:: Supplied records
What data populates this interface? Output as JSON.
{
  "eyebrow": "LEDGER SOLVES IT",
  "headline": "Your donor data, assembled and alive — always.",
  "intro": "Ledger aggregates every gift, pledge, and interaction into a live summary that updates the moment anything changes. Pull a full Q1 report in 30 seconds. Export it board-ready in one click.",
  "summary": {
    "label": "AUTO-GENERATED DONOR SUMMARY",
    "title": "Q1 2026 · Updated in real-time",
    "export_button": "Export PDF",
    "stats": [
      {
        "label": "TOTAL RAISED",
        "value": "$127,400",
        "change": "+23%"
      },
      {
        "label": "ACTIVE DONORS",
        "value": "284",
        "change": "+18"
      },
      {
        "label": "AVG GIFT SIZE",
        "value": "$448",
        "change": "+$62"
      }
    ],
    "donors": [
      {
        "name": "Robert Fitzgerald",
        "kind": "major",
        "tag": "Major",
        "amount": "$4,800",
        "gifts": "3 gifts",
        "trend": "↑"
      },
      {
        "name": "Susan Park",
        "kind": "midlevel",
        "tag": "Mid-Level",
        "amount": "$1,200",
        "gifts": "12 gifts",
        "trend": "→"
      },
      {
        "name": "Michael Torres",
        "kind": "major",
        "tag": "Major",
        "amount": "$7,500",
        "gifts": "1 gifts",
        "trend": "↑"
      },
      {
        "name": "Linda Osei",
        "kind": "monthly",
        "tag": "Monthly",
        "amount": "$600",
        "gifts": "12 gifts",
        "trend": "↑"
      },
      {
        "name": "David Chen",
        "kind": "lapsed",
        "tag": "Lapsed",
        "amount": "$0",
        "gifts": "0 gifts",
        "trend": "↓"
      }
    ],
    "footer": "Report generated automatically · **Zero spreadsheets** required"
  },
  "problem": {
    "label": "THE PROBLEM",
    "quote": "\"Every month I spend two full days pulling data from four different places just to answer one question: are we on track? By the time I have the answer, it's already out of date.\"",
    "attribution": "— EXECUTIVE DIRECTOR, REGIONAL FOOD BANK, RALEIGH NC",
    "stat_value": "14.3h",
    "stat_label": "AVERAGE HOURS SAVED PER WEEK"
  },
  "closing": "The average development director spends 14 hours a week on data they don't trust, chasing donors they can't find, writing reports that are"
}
::::
Show each line of the listing that holds the string "time".

    "title": "Q1 2026 · Updated in real-time",
    "quote": "\"Every month I spend two full days pulling data from four different places just to answer one question: are we on track? By the time I have the answer, it's already out of date.\"",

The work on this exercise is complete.